(Records from a dataset)
========

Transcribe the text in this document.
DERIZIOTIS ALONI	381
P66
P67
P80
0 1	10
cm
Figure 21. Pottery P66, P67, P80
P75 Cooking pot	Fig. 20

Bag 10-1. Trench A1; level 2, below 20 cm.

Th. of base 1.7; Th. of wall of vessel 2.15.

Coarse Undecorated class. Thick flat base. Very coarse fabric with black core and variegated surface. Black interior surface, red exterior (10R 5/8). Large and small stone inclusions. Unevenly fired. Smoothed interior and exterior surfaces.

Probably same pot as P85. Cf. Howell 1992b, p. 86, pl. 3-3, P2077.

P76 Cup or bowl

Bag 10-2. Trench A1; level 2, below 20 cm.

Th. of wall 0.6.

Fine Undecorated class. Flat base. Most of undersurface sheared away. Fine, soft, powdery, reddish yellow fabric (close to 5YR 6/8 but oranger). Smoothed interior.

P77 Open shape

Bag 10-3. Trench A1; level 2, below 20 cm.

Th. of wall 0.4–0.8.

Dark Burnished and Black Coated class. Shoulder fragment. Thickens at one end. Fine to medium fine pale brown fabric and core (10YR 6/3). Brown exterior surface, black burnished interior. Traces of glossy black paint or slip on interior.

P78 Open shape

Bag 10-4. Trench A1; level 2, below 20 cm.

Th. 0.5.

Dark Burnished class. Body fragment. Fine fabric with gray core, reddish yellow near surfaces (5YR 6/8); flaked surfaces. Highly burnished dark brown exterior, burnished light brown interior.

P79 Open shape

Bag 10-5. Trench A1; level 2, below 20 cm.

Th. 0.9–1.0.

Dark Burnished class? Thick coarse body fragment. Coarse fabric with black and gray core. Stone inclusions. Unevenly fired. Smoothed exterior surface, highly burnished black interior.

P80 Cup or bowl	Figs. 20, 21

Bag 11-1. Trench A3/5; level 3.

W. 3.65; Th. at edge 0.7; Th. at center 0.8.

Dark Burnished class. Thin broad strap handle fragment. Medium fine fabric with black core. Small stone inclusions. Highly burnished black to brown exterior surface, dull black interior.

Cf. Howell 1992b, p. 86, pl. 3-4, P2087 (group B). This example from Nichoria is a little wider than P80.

========

## To be done
Check each line above for the string "bowl", then copy the ones that have it.

## Written solution
P76 Cup or bowl
P80 Cup or bowl	Figs. 20, 21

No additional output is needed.